[A run of records]

++++++++

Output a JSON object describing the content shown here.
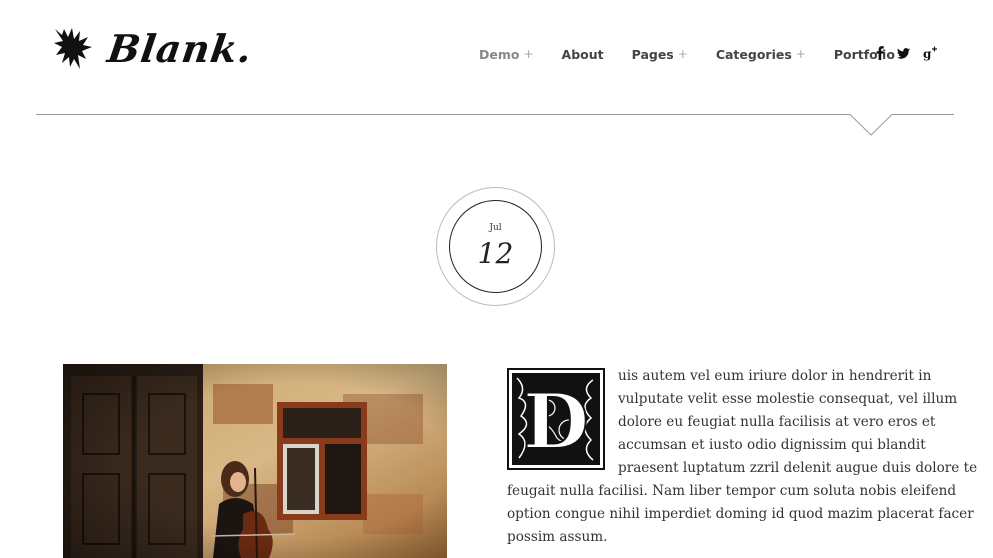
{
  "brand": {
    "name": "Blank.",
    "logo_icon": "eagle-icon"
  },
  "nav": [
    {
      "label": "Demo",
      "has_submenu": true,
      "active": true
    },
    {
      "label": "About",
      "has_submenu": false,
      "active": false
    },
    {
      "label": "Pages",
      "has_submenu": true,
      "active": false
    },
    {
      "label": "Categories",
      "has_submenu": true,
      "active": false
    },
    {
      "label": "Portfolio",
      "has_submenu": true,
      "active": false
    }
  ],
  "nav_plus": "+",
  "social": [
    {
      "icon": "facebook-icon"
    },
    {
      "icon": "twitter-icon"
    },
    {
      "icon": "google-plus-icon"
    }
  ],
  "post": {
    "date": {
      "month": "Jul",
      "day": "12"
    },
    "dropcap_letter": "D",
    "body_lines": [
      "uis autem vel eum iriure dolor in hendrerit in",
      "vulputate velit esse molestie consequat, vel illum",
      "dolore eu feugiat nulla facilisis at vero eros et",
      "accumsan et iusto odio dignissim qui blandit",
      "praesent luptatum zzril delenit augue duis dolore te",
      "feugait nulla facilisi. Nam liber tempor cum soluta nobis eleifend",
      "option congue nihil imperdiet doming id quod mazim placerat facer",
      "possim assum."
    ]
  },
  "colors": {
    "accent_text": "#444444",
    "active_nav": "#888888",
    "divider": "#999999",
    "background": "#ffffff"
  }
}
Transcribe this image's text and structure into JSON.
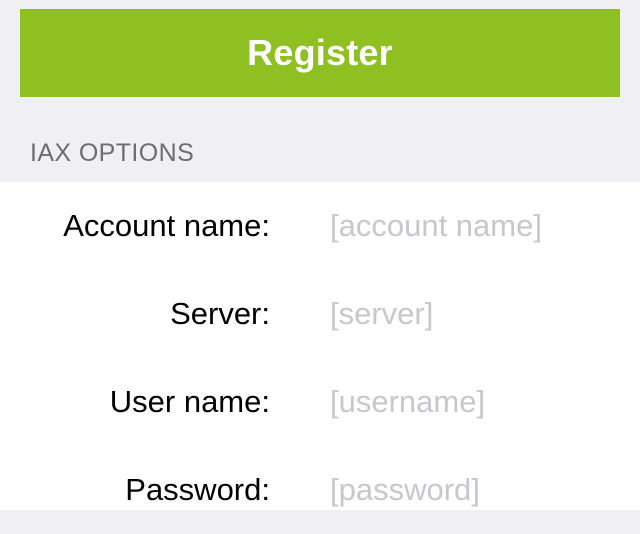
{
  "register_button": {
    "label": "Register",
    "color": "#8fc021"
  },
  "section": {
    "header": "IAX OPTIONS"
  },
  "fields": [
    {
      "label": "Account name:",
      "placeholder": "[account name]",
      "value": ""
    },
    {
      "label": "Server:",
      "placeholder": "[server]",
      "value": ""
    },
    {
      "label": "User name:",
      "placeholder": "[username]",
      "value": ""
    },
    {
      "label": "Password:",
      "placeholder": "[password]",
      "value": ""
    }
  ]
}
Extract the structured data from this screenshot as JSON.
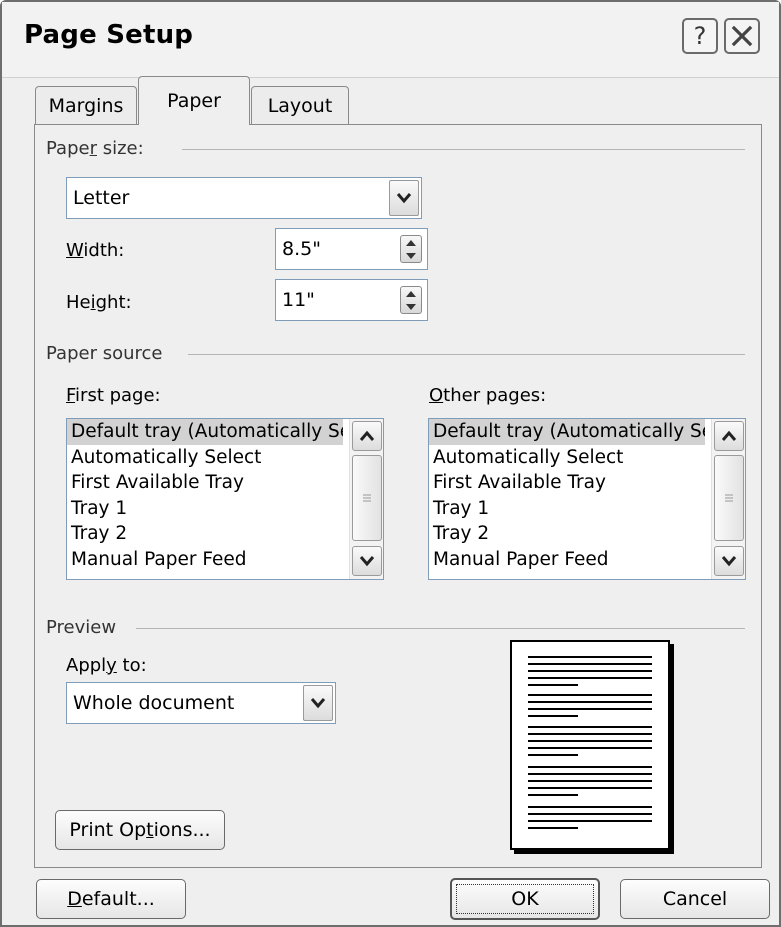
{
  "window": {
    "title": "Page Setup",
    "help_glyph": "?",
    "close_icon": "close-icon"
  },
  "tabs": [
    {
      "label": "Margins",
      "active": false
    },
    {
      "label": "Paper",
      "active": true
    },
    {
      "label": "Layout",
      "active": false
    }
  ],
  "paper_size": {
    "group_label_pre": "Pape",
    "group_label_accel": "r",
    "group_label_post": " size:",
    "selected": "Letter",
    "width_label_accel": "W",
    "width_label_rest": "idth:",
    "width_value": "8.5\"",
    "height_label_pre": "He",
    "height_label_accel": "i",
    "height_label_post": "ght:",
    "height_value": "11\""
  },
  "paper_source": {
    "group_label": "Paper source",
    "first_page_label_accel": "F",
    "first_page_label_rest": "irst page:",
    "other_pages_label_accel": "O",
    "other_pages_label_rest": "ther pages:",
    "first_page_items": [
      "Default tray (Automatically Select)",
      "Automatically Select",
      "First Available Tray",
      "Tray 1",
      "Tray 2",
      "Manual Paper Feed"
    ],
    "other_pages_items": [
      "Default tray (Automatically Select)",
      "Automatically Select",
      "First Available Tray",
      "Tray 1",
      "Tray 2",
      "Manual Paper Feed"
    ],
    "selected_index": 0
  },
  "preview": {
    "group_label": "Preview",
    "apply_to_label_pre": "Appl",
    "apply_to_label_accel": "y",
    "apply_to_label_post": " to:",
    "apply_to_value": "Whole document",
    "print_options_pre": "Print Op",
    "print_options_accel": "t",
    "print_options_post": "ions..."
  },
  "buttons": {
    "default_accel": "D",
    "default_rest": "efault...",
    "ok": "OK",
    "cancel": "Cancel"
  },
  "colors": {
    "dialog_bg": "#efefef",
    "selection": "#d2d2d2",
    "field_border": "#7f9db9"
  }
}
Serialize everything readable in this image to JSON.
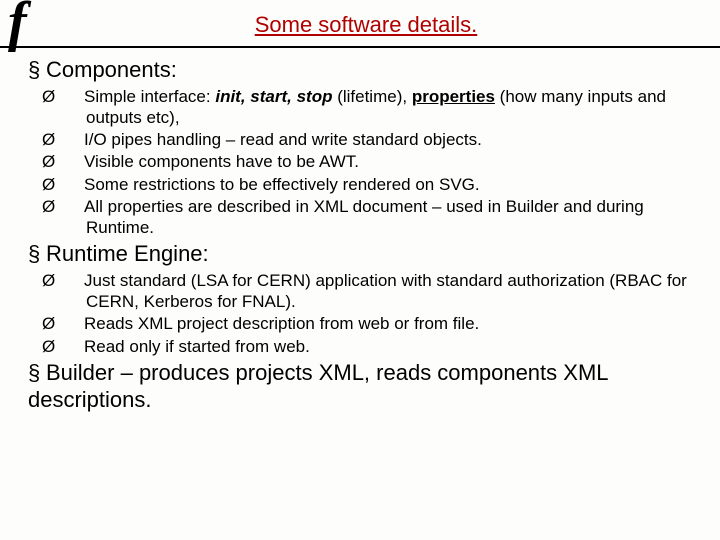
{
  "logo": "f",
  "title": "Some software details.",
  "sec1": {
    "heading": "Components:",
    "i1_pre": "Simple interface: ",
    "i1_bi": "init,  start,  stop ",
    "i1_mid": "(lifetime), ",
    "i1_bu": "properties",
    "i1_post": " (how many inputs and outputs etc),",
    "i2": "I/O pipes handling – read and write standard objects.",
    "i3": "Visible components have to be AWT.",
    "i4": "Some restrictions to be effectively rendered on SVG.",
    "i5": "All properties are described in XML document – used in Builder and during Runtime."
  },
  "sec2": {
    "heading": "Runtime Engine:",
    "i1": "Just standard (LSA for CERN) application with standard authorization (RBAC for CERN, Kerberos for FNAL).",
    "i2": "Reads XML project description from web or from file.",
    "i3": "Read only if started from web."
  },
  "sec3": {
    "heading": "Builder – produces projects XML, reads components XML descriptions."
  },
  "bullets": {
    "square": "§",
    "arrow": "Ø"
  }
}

++++++++

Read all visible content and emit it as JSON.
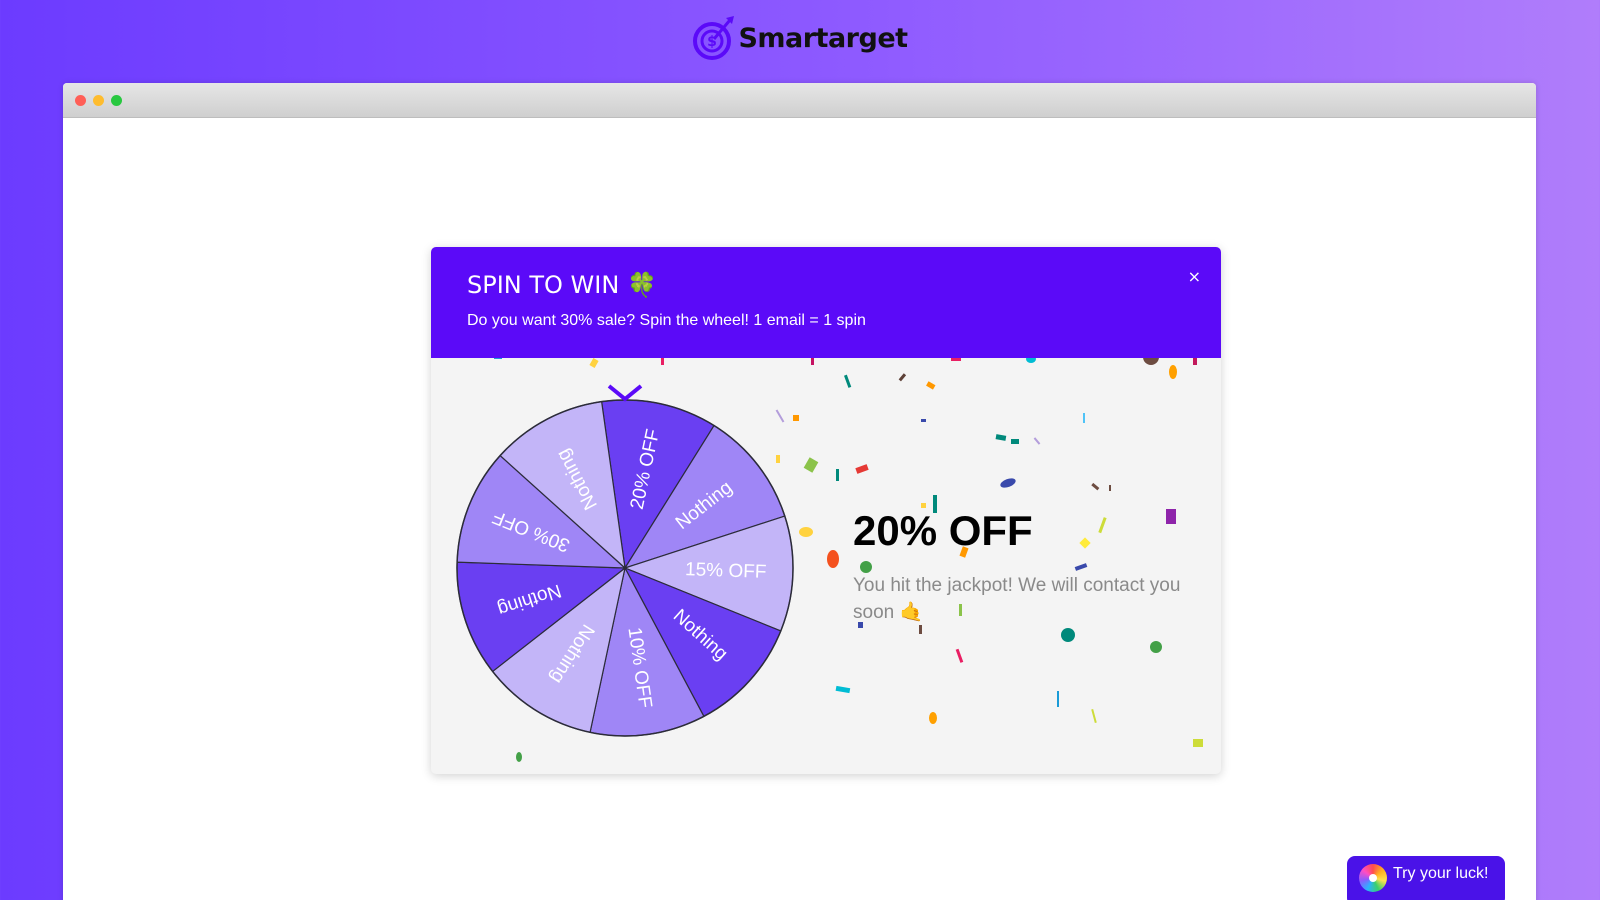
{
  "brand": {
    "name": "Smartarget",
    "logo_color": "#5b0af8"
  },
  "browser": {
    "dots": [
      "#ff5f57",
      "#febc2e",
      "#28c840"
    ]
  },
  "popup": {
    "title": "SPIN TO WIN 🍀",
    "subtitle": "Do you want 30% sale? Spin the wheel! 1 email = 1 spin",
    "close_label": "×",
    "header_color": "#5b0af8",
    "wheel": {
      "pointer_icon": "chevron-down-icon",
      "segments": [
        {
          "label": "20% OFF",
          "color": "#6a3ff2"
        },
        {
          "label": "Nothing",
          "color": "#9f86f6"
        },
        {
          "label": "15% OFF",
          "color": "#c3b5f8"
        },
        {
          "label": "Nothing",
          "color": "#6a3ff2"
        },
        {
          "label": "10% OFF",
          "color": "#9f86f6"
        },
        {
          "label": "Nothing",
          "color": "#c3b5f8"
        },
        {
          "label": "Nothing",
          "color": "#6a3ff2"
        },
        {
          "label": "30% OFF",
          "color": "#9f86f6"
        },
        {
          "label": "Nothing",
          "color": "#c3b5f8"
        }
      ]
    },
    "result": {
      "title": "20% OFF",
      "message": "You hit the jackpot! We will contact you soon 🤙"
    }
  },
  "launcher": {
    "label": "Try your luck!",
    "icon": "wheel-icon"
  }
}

++++++++

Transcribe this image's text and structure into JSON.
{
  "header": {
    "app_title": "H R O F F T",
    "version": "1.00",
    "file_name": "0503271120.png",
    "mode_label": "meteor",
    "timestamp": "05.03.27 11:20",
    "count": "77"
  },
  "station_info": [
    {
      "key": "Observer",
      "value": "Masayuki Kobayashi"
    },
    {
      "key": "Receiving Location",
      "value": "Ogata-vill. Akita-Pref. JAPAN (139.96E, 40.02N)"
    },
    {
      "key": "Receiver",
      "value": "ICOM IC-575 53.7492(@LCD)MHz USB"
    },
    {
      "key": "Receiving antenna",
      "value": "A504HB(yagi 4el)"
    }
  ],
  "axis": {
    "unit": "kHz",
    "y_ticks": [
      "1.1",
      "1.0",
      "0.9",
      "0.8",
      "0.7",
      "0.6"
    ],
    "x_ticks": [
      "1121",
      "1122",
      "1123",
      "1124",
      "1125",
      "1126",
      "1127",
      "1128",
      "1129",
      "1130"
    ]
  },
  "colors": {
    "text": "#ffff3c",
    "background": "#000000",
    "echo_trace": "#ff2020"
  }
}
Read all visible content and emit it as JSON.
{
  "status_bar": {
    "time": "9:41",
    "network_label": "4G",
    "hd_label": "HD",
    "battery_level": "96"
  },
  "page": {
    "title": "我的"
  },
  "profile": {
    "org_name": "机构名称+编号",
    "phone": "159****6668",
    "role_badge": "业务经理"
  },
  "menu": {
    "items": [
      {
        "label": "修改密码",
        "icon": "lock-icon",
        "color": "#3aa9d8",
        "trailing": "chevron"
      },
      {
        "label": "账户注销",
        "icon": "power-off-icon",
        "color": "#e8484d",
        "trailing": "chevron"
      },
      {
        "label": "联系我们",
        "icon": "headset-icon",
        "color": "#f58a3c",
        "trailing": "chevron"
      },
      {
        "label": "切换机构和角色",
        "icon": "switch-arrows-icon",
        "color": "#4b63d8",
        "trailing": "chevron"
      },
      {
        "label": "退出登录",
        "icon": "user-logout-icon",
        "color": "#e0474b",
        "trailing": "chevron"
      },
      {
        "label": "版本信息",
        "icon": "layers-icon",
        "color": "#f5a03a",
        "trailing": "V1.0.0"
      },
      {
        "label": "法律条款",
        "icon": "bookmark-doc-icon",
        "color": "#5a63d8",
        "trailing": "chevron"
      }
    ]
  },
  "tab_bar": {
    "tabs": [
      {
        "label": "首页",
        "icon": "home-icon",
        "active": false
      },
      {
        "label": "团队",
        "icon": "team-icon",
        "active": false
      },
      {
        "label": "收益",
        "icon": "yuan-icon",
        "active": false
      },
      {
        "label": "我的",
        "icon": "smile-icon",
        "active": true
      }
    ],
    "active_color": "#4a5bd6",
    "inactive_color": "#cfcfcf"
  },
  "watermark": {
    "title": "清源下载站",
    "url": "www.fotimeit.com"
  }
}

++++++++

The problem | Say how many lines of the data include the word "Receiving". Respond with the number alone.

Result below | 2